BRIEF
Collect all lines below with the string "What".

++++ MATERIALS PROVIDED ++++

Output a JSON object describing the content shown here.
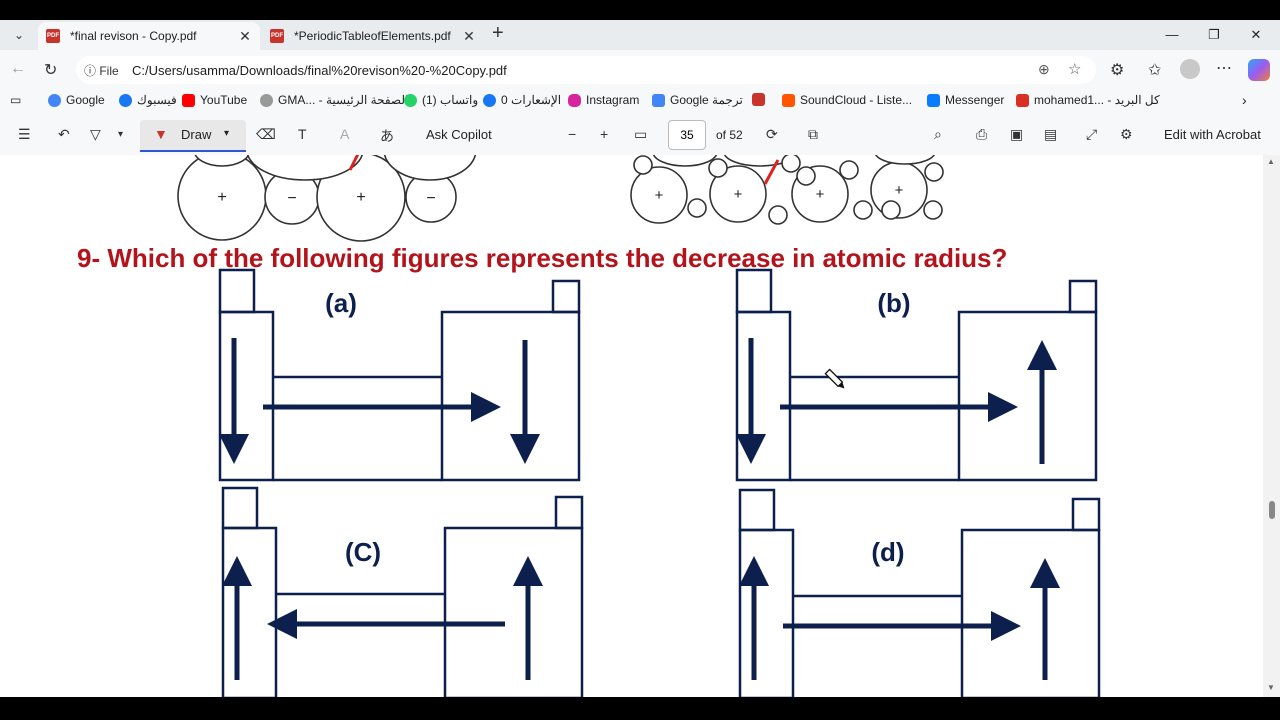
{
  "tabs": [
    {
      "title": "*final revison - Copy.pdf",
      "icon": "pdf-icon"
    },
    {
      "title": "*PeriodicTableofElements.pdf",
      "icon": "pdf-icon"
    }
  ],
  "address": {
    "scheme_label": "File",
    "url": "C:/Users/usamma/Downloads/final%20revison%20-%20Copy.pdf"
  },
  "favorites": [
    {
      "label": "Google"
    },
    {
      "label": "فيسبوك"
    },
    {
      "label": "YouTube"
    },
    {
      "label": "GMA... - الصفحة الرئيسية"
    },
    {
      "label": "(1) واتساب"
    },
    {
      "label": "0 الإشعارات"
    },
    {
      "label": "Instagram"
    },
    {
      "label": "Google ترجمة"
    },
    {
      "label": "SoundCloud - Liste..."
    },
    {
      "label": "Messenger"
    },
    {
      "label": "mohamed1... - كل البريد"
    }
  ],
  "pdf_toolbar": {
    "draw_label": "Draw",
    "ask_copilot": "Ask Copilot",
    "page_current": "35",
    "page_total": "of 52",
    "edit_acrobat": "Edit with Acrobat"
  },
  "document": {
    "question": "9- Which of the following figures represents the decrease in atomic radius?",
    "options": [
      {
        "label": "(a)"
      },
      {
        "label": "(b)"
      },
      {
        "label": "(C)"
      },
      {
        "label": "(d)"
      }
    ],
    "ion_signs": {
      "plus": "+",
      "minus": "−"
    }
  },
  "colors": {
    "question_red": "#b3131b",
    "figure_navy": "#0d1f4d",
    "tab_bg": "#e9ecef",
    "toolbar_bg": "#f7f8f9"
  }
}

++++
++++ MATERIALS PROVIDED ++++

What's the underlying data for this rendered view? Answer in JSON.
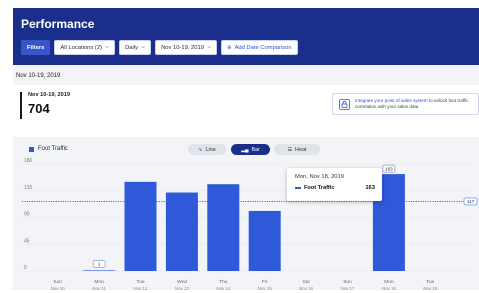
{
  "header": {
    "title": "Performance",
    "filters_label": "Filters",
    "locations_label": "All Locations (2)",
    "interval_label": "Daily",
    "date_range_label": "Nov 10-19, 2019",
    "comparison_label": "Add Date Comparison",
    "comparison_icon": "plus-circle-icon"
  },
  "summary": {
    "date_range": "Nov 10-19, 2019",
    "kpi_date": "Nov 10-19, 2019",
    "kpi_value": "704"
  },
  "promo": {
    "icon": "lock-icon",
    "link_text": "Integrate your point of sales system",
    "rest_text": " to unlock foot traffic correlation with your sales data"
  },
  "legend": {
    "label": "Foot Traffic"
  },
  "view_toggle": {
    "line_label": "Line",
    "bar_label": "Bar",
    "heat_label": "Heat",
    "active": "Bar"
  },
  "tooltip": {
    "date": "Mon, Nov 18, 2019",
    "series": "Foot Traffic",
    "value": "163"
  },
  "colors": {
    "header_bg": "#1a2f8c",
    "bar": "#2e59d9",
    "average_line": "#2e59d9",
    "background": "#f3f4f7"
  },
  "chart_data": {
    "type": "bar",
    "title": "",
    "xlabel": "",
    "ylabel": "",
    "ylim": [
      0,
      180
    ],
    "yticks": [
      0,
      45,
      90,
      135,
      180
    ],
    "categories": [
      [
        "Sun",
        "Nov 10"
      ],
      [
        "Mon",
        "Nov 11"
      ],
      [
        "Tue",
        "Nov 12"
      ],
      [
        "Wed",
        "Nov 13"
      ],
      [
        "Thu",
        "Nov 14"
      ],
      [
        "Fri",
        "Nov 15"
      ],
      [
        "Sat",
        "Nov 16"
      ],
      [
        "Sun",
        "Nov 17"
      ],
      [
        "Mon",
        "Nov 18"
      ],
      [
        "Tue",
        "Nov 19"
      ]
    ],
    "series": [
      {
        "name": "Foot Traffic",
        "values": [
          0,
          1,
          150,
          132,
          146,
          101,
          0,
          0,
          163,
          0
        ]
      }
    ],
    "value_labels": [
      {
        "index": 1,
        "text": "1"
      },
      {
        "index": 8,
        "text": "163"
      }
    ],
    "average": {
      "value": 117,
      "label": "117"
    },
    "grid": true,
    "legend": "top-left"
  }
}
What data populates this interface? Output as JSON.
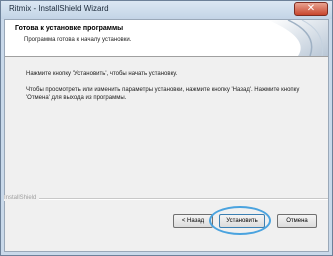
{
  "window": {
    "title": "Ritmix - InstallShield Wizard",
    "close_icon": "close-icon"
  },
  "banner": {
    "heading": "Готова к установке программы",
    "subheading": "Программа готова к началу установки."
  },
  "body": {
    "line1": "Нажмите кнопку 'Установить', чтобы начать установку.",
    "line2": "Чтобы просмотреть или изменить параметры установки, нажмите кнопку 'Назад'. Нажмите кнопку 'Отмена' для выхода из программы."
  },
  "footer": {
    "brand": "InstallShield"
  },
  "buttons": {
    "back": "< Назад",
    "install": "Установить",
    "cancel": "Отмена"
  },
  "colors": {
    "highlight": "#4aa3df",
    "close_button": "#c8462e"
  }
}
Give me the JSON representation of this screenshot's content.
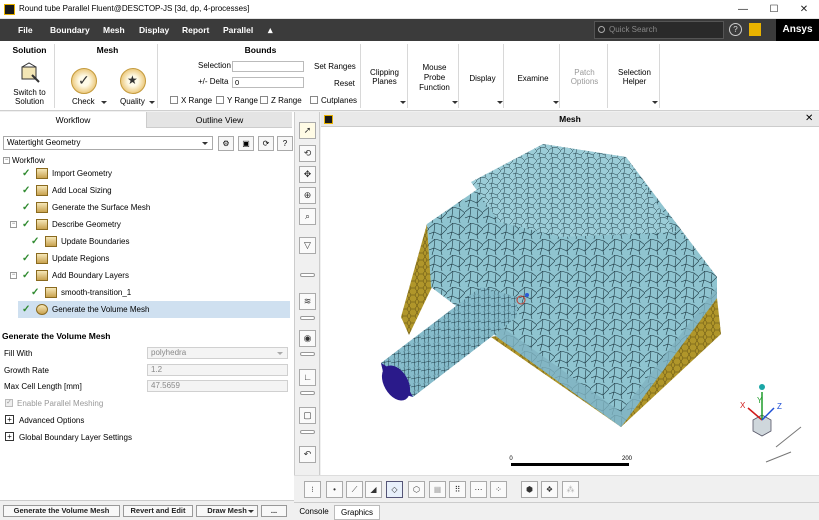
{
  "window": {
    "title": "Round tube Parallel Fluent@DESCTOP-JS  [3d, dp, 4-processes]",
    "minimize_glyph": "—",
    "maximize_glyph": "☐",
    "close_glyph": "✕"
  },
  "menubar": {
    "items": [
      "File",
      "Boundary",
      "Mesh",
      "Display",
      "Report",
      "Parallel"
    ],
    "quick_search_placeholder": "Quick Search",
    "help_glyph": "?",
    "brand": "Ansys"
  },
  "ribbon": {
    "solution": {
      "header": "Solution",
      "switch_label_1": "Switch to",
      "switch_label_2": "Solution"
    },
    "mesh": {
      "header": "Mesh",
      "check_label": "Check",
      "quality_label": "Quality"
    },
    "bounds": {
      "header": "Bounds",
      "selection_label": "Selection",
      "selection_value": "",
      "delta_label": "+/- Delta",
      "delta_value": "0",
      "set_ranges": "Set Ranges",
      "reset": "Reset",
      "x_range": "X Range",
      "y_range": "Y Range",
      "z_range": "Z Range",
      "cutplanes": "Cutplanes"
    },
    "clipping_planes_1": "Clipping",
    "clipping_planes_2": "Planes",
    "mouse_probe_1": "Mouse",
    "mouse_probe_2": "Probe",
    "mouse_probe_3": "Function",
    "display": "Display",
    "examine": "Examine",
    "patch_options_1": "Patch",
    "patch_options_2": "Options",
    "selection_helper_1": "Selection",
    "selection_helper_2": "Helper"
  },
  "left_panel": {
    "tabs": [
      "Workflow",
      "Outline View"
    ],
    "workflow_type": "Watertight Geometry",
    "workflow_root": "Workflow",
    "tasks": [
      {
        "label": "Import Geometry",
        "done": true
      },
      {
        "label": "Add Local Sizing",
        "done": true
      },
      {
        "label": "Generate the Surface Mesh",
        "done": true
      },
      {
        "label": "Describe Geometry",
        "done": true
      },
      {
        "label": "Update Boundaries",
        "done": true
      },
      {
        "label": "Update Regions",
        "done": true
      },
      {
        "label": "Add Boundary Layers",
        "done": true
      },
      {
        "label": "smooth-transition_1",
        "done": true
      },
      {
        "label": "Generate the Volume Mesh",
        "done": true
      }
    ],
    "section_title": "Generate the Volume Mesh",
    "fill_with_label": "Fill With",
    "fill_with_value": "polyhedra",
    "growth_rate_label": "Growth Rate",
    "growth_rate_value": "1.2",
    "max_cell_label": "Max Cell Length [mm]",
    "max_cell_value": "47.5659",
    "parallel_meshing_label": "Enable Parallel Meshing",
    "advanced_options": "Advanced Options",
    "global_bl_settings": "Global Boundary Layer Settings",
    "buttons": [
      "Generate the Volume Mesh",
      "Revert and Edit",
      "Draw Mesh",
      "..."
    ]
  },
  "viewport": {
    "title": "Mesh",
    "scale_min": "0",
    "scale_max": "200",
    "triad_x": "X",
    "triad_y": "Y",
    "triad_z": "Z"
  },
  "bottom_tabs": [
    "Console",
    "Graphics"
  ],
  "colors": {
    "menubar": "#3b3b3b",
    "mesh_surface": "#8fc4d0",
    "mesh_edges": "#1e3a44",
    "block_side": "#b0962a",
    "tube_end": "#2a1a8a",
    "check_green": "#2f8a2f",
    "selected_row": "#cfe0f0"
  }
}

++++

SOLVED PROBLEM
What's the underlying data for this rendered view? Answer in JSON.
What data populates this interface? Output as JSON.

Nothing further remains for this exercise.